= Problem details =
Among the lines below, count those containing the word "this". Give the number only.

= The input =
----
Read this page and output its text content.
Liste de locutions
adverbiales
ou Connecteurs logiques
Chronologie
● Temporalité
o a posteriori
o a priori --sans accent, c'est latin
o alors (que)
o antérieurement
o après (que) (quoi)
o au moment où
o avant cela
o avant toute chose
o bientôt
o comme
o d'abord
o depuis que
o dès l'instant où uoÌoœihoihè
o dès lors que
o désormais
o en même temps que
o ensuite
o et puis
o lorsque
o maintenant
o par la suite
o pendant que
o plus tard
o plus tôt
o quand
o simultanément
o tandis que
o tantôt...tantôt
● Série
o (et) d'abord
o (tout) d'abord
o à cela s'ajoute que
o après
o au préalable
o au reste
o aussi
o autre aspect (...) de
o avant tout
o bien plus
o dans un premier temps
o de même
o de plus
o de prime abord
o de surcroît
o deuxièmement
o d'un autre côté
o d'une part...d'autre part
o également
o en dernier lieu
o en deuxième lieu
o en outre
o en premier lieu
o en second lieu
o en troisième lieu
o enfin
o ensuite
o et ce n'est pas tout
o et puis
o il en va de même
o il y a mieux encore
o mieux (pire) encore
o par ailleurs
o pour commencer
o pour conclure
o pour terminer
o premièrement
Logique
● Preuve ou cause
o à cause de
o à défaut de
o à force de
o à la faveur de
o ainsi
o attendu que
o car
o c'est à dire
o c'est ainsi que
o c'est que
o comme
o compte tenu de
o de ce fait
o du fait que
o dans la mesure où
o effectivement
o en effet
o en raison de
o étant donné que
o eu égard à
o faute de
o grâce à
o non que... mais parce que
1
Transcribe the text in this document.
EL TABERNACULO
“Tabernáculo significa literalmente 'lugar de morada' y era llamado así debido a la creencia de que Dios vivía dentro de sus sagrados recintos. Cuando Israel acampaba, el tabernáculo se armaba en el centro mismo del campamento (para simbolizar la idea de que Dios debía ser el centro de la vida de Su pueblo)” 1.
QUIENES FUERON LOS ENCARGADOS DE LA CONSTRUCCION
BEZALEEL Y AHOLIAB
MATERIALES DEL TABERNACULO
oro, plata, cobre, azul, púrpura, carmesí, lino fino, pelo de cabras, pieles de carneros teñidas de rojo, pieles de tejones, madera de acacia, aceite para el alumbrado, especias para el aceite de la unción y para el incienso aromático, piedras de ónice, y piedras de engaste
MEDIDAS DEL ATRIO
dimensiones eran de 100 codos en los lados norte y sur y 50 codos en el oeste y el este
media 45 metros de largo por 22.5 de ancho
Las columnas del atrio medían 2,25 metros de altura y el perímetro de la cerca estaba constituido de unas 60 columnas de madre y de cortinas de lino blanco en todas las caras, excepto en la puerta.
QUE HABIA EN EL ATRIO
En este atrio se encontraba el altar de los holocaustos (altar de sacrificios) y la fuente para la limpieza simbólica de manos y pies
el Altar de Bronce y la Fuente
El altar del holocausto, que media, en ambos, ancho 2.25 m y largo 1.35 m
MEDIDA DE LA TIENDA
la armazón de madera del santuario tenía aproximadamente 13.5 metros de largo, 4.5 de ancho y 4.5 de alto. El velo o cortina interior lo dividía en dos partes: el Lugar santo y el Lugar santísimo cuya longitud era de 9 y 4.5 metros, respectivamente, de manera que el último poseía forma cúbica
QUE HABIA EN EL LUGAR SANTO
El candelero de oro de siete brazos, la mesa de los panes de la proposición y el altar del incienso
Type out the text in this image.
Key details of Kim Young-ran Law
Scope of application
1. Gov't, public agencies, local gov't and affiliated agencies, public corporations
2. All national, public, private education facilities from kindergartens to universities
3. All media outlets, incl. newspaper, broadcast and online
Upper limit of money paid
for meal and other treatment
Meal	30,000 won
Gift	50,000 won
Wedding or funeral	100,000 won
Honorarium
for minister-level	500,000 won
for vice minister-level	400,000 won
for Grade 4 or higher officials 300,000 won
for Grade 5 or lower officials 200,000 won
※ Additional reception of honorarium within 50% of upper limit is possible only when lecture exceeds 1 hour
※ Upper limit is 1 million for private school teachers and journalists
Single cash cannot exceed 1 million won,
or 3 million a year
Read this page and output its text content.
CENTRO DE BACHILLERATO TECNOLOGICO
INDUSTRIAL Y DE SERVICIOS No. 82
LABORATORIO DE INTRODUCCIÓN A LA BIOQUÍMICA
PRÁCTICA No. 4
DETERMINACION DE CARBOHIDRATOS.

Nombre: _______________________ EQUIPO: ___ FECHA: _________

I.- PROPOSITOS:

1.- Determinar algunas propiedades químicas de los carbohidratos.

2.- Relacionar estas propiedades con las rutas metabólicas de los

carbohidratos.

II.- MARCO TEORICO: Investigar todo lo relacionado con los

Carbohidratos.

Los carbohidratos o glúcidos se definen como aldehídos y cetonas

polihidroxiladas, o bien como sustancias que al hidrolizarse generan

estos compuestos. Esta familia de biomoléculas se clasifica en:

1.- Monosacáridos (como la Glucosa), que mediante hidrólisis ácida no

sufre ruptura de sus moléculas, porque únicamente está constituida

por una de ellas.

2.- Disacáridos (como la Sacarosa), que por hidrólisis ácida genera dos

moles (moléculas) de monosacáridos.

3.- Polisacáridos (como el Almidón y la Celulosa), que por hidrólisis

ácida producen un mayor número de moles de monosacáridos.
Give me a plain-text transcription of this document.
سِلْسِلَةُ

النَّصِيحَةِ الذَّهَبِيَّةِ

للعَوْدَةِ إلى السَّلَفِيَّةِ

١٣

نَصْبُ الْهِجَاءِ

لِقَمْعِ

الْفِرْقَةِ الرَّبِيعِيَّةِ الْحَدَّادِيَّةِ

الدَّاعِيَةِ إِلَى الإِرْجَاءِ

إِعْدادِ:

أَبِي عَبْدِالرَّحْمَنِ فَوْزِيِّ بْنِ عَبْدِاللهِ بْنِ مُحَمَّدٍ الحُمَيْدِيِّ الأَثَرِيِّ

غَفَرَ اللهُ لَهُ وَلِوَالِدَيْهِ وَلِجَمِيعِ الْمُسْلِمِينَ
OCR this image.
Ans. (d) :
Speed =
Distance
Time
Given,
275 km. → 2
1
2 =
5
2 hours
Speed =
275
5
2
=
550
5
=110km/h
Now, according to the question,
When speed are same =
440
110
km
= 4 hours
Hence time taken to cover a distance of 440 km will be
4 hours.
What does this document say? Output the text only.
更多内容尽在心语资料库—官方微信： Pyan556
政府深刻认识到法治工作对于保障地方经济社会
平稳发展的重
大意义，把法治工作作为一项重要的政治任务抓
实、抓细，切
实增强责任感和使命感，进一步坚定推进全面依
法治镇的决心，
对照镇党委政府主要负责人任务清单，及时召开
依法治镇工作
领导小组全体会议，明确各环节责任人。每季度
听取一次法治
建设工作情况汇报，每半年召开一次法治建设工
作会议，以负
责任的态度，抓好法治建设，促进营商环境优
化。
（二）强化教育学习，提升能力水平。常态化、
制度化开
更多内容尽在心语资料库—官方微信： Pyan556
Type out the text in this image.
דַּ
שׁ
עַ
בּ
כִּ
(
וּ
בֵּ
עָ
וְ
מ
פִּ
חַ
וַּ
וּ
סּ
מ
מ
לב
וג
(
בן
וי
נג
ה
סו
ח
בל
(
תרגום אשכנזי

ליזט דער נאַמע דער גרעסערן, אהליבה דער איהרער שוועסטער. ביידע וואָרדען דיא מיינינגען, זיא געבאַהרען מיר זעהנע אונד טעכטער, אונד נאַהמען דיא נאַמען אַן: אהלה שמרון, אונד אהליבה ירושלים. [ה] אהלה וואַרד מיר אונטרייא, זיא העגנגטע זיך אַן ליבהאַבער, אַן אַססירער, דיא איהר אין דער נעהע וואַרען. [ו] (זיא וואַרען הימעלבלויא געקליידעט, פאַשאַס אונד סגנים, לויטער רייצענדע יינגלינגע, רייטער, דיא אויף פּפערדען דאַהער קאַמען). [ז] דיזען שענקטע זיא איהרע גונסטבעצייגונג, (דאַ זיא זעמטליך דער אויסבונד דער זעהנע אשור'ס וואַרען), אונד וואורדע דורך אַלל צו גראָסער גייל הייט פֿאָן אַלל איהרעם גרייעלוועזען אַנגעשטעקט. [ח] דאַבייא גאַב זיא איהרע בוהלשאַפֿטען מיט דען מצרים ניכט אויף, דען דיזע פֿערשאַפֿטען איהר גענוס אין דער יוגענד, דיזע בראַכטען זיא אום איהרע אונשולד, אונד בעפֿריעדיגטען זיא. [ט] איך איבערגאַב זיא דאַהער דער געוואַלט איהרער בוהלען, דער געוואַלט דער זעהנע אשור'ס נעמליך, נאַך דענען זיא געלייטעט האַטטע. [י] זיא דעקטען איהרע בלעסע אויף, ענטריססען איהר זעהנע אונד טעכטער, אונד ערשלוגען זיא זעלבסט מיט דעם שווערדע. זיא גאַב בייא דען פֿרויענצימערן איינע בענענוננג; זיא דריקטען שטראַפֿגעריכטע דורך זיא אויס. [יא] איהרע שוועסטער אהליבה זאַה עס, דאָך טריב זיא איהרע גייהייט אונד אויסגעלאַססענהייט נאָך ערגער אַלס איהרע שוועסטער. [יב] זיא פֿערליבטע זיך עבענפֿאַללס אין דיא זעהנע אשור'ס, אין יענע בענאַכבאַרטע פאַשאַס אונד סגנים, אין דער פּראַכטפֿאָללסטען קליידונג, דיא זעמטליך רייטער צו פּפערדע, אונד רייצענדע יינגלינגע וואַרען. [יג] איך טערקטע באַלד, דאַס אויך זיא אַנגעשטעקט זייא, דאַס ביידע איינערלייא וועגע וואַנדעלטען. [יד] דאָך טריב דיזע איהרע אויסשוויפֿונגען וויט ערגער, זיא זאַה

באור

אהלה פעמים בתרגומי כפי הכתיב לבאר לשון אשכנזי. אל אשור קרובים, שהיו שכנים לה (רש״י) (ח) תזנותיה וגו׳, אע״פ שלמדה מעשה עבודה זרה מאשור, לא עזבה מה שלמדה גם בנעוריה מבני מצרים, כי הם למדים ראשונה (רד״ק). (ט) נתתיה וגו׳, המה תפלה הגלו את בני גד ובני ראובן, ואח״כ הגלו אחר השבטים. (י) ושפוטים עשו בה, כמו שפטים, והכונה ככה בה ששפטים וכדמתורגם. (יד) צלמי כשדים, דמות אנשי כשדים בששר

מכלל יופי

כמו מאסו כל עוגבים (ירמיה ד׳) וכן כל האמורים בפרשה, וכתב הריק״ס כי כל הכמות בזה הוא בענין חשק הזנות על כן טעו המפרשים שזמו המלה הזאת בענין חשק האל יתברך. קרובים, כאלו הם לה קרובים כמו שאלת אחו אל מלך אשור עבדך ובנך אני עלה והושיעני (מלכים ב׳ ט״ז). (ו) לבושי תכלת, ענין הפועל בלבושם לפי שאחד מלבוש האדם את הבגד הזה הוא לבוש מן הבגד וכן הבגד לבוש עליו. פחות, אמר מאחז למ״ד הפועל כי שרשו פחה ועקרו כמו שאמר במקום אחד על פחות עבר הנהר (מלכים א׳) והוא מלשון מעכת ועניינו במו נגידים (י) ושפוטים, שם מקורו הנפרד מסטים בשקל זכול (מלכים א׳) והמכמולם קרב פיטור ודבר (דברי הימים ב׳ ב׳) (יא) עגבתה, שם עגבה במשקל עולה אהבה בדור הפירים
----
= Final result =
8